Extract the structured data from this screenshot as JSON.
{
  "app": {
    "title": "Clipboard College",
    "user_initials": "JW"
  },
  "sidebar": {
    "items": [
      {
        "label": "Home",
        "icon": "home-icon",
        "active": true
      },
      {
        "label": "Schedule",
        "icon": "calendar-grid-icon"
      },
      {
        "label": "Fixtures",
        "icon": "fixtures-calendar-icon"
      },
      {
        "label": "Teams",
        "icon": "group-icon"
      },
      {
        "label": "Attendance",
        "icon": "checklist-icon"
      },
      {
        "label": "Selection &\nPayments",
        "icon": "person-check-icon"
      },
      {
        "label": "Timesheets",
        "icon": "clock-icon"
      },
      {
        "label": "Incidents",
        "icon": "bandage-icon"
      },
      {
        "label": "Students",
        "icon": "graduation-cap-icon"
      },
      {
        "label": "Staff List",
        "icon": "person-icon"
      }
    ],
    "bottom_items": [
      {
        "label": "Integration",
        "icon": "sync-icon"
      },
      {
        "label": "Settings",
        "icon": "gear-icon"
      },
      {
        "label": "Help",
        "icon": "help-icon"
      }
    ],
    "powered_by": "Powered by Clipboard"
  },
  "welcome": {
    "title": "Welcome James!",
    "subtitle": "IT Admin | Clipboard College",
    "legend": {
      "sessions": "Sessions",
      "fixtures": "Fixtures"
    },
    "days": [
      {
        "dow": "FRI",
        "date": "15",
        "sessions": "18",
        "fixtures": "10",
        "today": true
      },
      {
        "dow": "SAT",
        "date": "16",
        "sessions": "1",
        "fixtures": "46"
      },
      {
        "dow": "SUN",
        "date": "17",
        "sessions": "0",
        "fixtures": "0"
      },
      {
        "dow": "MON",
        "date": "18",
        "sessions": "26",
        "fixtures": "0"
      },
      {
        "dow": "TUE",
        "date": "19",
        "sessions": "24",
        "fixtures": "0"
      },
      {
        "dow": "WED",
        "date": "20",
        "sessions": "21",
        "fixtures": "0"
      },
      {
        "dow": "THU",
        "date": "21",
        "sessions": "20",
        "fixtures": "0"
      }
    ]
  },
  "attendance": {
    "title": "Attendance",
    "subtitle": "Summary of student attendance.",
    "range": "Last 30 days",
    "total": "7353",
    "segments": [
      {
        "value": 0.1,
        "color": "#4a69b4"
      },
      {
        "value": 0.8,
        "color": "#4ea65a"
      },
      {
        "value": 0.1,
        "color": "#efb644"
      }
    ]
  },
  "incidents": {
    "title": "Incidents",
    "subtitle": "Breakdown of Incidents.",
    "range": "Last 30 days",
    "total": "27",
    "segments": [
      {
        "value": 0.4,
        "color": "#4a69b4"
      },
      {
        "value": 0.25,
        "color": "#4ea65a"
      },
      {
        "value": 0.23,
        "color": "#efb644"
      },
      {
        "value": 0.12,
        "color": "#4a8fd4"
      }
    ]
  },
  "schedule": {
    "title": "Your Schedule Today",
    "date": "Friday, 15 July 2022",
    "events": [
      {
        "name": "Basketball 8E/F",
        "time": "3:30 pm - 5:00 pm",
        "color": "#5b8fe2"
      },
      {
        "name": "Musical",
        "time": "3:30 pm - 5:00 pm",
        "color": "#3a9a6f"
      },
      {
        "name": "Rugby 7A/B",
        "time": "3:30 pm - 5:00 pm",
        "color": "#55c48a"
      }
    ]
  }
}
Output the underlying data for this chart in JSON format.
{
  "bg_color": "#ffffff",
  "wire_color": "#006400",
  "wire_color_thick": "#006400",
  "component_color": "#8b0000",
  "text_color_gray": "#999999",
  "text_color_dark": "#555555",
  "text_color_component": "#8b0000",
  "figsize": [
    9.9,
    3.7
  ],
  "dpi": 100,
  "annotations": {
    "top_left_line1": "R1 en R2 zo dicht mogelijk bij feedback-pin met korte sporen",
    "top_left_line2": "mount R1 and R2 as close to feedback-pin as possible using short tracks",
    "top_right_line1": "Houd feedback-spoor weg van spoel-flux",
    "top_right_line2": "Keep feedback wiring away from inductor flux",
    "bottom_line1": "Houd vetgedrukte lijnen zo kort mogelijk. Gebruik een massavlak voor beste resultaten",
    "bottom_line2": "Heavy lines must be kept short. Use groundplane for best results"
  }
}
::::
> **Exercise brief**:
Output all of the data again, exactly.

> **Result**:
Extract the structured data from this screenshot as JSON.
{
  "app": {
    "title": "Clipboard College",
    "user_initials": "JW"
  },
  "sidebar": {
    "items": [
      {
        "label": "Home",
        "icon": "home-icon",
        "active": true
      },
      {
        "label": "Schedule",
        "icon": "calendar-grid-icon"
      },
      {
        "label": "Fixtures",
        "icon": "fixtures-calendar-icon"
      },
      {
        "label": "Teams",
        "icon": "group-icon"
      },
      {
        "label": "Attendance",
        "icon": "checklist-icon"
      },
      {
        "label": "Selection &\nPayments",
        "icon": "person-check-icon"
      },
      {
        "label": "Timesheets",
        "icon": "clock-icon"
      },
      {
        "label": "Incidents",
        "icon": "bandage-icon"
      },
      {
        "label": "Students",
        "icon": "graduation-cap-icon"
      },
      {
        "label": "Staff List",
        "icon": "person-icon"
      }
    ],
    "bottom_items": [
      {
        "label": "Integration",
        "icon": "sync-icon"
      },
      {
        "label": "Settings",
        "icon": "gear-icon"
      },
      {
        "label": "Help",
        "icon": "help-icon"
      }
    ],
    "powered_by": "Powered by Clipboard"
  },
  "welcome": {
    "title": "Welcome James!",
    "subtitle": "IT Admin | Clipboard College",
    "legend": {
      "sessions": "Sessions",
      "fixtures": "Fixtures"
    },
    "days": [
      {
        "dow": "FRI",
        "date": "15",
        "sessions": "18",
        "fixtures": "10",
        "today": true
      },
      {
        "dow": "SAT",
        "date": "16",
        "sessions": "1",
        "fixtures": "46"
      },
      {
        "dow": "SUN",
        "date": "17",
        "sessions": "0",
        "fixtures": "0"
      },
      {
        "dow": "MON",
        "date": "18",
        "sessions": "26",
        "fixtures": "0"
      },
      {
        "dow": "TUE",
        "date": "19",
        "sessions": "24",
        "fixtures": "0"
      },
      {
        "dow": "WED",
        "date": "20",
        "sessions": "21",
        "fixtures": "0"
      },
      {
        "dow": "THU",
        "date": "21",
        "sessions": "20",
        "fixtures": "0"
      }
    ]
  },
  "attendance": {
    "title": "Attendance",
    "subtitle": "Summary of student attendance.",
    "range": "Last 30 days",
    "total": "7353",
    "segments": [
      {
        "value": 0.1,
        "color": "#4a69b4"
      },
      {
        "value": 0.8,
        "color": "#4ea65a"
      },
      {
        "value": 0.1,
        "color": "#efb644"
      }
    ]
  },
  "incidents": {
    "title": "Incidents",
    "subtitle": "Breakdown of Incidents.",
    "range": "Last 30 days",
    "total": "27",
    "segments": [
      {
        "value": 0.4,
        "color": "#4a69b4"
      },
      {
        "value": 0.25,
        "color": "#4ea65a"
      },
      {
        "value": 0.23,
        "color": "#efb644"
      },
      {
        "value": 0.12,
        "color": "#4a8fd4"
      }
    ]
  },
  "schedule": {
    "title": "Your Schedule Today",
    "date": "Friday, 15 July 2022",
    "events": [
      {
        "name": "Basketball 8E/F",
        "time": "3:30 pm - 5:00 pm",
        "color": "#5b8fe2"
      },
      {
        "name": "Musical",
        "time": "3:30 pm - 5:00 pm",
        "color": "#3a9a6f"
      },
      {
        "name": "Rugby 7A/B",
        "time": "3:30 pm - 5:00 pm",
        "color": "#55c48a"
      }
    ]
  }
}
Output the underlying data for this chart in JSON format.
{
  "bg_color": "#ffffff",
  "wire_color": "#006400",
  "wire_color_thick": "#006400",
  "component_color": "#8b0000",
  "text_color_gray": "#999999",
  "text_color_dark": "#555555",
  "text_color_component": "#8b0000",
  "figsize": [
    9.9,
    3.7
  ],
  "dpi": 100,
  "annotations": {
    "top_left_line1": "R1 en R2 zo dicht mogelijk bij feedback-pin met korte sporen",
    "top_left_line2": "mount R1 and R2 as close to feedback-pin as possible using short tracks",
    "top_right_line1": "Houd feedback-spoor weg van spoel-flux",
    "top_right_line2": "Keep feedback wiring away from inductor flux",
    "bottom_line1": "Houd vetgedrukte lijnen zo kort mogelijk. Gebruik een massavlak voor beste resultaten",
    "bottom_line2": "Heavy lines must be kept short. Use groundplane for best results"
  }
}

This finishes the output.